● **Problem to solve**
Extract, word for word, every line from the one containing "paragraph-2: Later developments" down to the one containing "paragraph-4: The fragments", both included.
-- Start Rows --
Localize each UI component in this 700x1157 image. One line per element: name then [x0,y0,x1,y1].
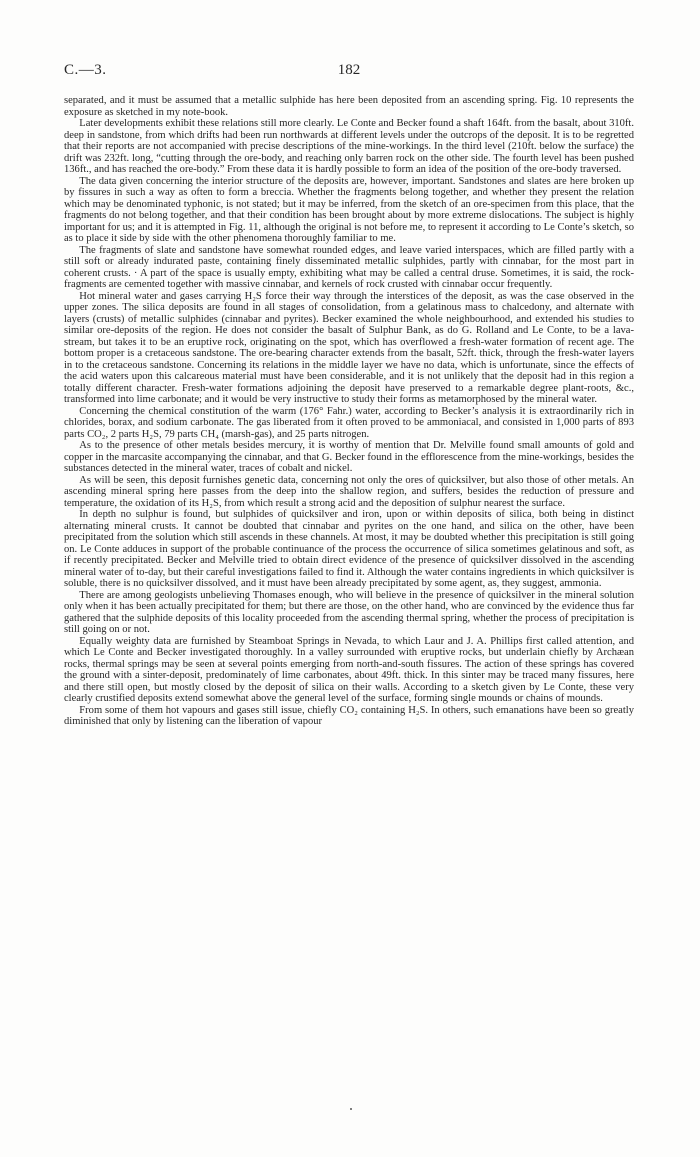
paragraph-2: Later developments exhibit these relations still more clearly. Le Conte and Becker found a shaft 164ft. from the basalt, about 310ft. deep in sandstone, from which drifts had been run northwards at different levels under the outcrops of the deposit. It is to be regretted that their reports are not accompanied with precise descriptions of the mine-workings. In the third level (210ft. below the surface) the drift was 232ft. long, “cutting through the ore-body, and reaching only barren rock on the other side. The fourth level has been pushed 136ft., and has reached the ore-body.” From these data it is hardly possible to form an idea of the position of the ore-body traversed. [64,118,634,175]
paragraph-4: The fragments of slate and sandstone have somewhat rounded edges, and leave varied interspaces, which are filled partly with a still soft or already indurated paste, containing finely disseminated metallic sulphides, partly with cinnabar, for the most part in coherent crusts. · A part of the space is usually empty, exhibiting what may be called a central druse. Sometimes, it is said, the rock-fragments are cemented together with massive cinnabar, and kernels of rock crusted with cinnabar occur frequently. [64,244,634,290]
paragraph-3: The data given concerning the interior structure of the deposits are, however, important. Sandstones and slates are here broken up by fissures in such a way as often to form a breccia. Whether the fragments belong together, and whether they present the relation which may be denominated typhonic, is not stated; but it may be inferred, from the sketch of an ore-specimen from this place, that the fragments do not belong together, and that their condition has been brought about by more extreme dislocations. The subject is highly important for us; and it is attempted in Fig. 11, although the original is not before me, to represent it according to Le Conte’s sketch, so as to place it side by side with the other phenomena thoroughly familiar to me. [64,175,634,244]
paragraph-11: Equally weighty data are furnished by Steamboat Springs in Nevada, to which Laur and J. A. Phillips first called attention, and which Le Conte and Becker investigated thoroughly. In a valley surrounded with eruptive rocks, but underlain chiefly by Archæan rocks, thermal springs may be seen at several points emerging from north-and-south fissures. The action of these springs has covered the ground with a sinter-deposit, predominately of lime carbonates, about 49ft. thick. In this sinter may be traced many fissures, here and there still open, but mostly closed by the deposit of silica on their walls. According to a sketch given by Le Conte, these very clearly crustified deposits extend somewhat above the general level of the surface, forming single mounds or chains of mounds. [64,635,634,704]
document-reference: C.—3. [64,62,107,78]
paragraph-7: As to the presence of other metals besides mercury, it is worthy of mention that Dr. Melville found small amounts of gold and copper in the marcasite accompanying the cinnabar, and that G. Becker found in the efflorescence from the mine-workings, besides the substances detected in the mineral water, traces of cobalt and nickel. [64,440,634,474]
paragraph-10: There are among geologists unbelieving Thomases enough, who will believe in the presence of quicksilver in the mineral solution only when it has been actually precipitated for them; but there are those, on the other hand, who are convinced by the evidence thus far gathered that the sulphide deposits of this locality proceeded from the ascending thermal spring, whether the process of precipitation is still going on or not. [64,589,634,635]
page-number: 182 [337,62,361,78]
running-header [64,52,634,82]
paragraph-8: As will be seen, this deposit furnishes genetic data, concerning not only the ores of quicksilver, but also those of other metals. An ascending mineral spring here passes from the deep into the shallow region, and suffers, besides the reduction of pressure and temperature, the oxidation of its H₂S, from which result a strong acid and the deposition of sulphur nearest the surface. [64,474,634,509]
footer-mark [350,1108,352,1110]
paragraph-1: separated, and it must be assumed that a metallic sulphide has here been deposited from an ascending spring. Fig. 10 represents the exposure as sketched in my note-book. [64,95,634,118]
paragraph-12: From some of them hot vapours and gases still issue, chiefly CO₂ containing H₂S. In others, such emanations have been so greatly diminished that only by listening can the liberation of vapour [64,704,634,727]
body-text [64,95,634,728]
paragraph-9: In depth no sulphur is found, but sulphides of quicksilver and iron, upon or within deposits of silica, both being in distinct alternating mineral crusts. It cannot be doubted that cinnabar and pyrites on the one hand, and silica on the other, have been precipitated from the solution which still ascends in these channels. At most, it may be doubted whether this precipitation is still going on. Le Conte adduces in support of the probable continuance of the process the occurrence of silica sometimes gelatinous and soft, as if recently precipitated. Becker and Melville tried to obtain direct evidence of the presence of quicksilver dissolved in the ascending mineral water of to-day, but their careful investigations failed to find it. Although the water contains ingredients in which quicksilver is soluble, there is no quicksilver dissolved, and it must have been already precipitated by some agent, as, they suggest, ammonia. [64,509,634,589]
paragraph-6: Concerning the chemical constitution of the warm (176° Fahr.) water, according to Becker’s analysis it is extraordinarily rich in chlorides, borax, and sodium carbonate. The gas liberated from it often proved to be ammoniacal, and consisted in 1,000 parts of 893 parts CO₂, 2 parts H₂S, 79 parts CH₄ (marsh-gas), and 25 parts nitrogen. [64,405,634,440]
paragraph-5: Hot mineral water and gases carrying H₂S force their way through the interstices of the deposit, as was the case observed in the upper zones. The silica deposits are found in all stages of consolidation, from a gelatinous mass to chalcedony, and alternate with layers (crusts) of metallic sulphides (cinnabar and pyrites). Becker examined the whole neighbourhood, and extended his studies to similar ore-deposits of the region. He does not consider the basalt of Sulphur Bank, as do G. Rolland and Le Conte, to be a lava-stream, but takes it to be an eruptive rock, originating on the spot, which has overflowed a fresh-water formation of recent age. The bottom proper is a cretaceous sandstone. The ore-bearing character extends from the basalt, 52ft. thick, through the fresh-water layers in to the cretaceous sandstone. Concerning its relations in the middle layer we have no data, which is unfortunate, since the effects of the acid waters upon this calcareous material must have been considerable, and it is not unlikely that the deposit had in this region a totally different character. Fresh-water formations adjoining the deposit have preserved to a remarkable degree plant-roots, &c., transformed into lime carbonate; and it would be very instructive to study their forms as metamorphosed by the mineral water. [64,290,634,405]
-- End Rows --
● **Result**
paragraph-2: Later developments exhibit these relations still more clearly. Le Conte and Becker found a shaft 164ft. from the basalt, about 310ft. deep in sandstone, from which drifts had been run northwards at different levels under the outcrops of the deposit. It is to be regretted that their reports are not accompanied with precise descriptions of the mine-workings. In the third level (210ft. below the surface) the drift was 232ft. long, “cutting through the ore-body, and reaching only barren rock on the other side. The fourth level has been pushed 136ft., and has reached the ore-body.” From these data it is hardly possible to form an idea of the position of the ore-body traversed. [64,118,634,175]
paragraph-4: The fragments of slate and sandstone have somewhat rounded edges, and leave varied interspaces, which are filled partly with a still soft or already indurated paste, containing finely disseminated metallic sulphides, partly with cinnabar, for the most part in coherent crusts. · A part of the space is usually empty, exhibiting what may be called a central druse. Sometimes, it is said, the rock-fragments are cemented together with massive cinnabar, and kernels of rock crusted with cinnabar occur frequently. [64,244,634,290]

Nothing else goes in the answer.